◆ **EXERCISE REQUIREMENTS**:
List each line of the data that holds the word "lovændringen".

◆ **GIVEN DATA**:
----------------------------------------
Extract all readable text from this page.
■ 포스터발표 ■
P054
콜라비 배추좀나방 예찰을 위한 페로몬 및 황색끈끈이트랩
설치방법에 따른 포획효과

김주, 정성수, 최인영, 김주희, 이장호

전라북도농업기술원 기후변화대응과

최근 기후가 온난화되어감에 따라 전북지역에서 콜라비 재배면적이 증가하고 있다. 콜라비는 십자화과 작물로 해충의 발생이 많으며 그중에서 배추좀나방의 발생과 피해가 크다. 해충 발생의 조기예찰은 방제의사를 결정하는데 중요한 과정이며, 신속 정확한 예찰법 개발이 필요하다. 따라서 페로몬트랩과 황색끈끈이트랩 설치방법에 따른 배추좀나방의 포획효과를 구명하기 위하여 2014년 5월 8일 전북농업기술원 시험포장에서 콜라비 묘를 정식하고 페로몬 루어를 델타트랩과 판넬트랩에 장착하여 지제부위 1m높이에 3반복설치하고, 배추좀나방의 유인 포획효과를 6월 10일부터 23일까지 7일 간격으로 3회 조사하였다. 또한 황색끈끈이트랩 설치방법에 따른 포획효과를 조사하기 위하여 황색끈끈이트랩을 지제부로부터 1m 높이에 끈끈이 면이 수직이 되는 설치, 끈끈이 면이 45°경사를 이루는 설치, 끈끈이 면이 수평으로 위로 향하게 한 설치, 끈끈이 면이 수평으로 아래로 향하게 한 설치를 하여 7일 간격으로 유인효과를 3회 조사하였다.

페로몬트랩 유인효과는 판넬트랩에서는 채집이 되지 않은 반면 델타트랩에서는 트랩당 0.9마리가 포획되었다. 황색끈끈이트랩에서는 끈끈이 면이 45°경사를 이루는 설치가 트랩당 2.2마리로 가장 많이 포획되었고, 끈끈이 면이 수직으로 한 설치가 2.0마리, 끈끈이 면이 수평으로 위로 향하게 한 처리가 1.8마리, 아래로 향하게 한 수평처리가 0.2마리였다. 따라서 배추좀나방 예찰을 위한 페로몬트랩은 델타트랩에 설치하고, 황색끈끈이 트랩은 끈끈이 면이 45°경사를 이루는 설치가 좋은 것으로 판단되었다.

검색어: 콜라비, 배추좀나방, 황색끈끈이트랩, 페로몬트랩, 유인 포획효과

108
----------------------------------------
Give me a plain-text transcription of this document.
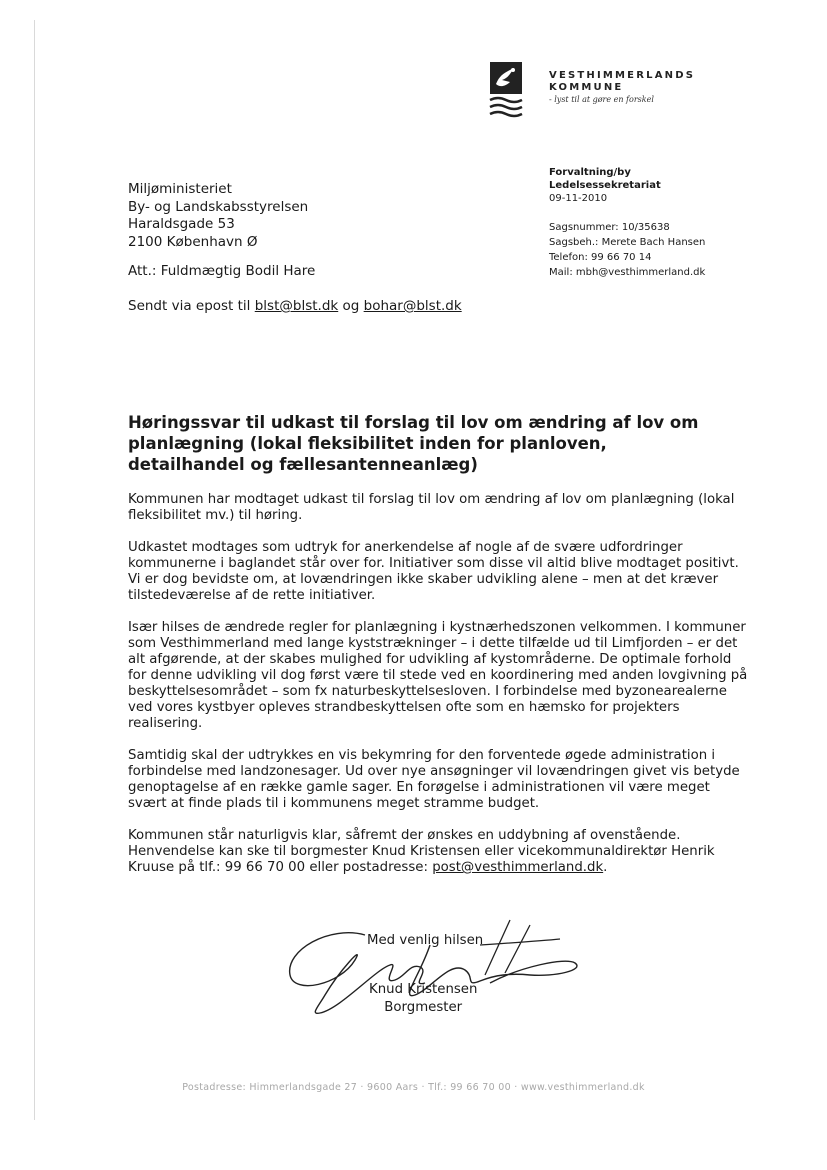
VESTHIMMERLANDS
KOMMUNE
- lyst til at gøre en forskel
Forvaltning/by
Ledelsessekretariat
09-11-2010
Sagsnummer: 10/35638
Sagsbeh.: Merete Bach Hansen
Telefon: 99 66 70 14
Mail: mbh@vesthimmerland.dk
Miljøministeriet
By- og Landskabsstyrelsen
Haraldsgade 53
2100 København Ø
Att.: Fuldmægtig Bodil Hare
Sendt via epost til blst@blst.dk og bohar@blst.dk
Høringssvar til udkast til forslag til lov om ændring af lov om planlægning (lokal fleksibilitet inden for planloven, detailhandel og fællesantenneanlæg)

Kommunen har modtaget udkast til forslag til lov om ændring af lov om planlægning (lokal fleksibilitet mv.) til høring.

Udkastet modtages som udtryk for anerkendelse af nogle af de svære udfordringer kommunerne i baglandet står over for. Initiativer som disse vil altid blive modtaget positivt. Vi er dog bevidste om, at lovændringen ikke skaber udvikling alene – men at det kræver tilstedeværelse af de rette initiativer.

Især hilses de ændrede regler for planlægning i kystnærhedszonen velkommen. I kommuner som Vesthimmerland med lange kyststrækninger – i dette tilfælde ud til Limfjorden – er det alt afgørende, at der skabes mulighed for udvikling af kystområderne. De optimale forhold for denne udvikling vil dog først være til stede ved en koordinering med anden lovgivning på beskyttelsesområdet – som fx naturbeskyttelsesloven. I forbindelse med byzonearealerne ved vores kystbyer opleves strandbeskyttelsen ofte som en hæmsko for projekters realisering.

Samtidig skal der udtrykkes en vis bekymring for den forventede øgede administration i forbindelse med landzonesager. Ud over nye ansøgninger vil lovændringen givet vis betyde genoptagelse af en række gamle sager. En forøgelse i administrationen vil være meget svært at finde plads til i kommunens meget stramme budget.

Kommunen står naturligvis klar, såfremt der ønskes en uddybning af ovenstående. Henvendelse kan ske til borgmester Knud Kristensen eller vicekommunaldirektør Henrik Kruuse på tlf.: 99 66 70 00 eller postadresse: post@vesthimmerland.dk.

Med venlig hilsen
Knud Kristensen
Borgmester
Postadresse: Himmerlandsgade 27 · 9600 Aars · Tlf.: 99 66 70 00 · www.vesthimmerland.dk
----------------------------------------
◆ **COMPLETED TASK**:
Udkastet modtages som udtryk for anerkendelse af nogle af de svære udfordringer kommunerne i baglandet står over for. Initiativer som disse vil altid blive modtaget positivt. Vi er dog bevidste om, at lovændringen ikke skaber udvikling alene – men at det kræver tilstedeværelse af de rette initiativer.
Samtidig skal der udtrykkes en vis bekymring for den forventede øgede administration i forbindelse med landzonesager. Ud over nye ansøgninger vil lovændringen givet vis betyde genoptagelse af en række gamle sager. En forøgelse i administrationen vil være meget svært at finde plads til i kommunens meget stramme budget.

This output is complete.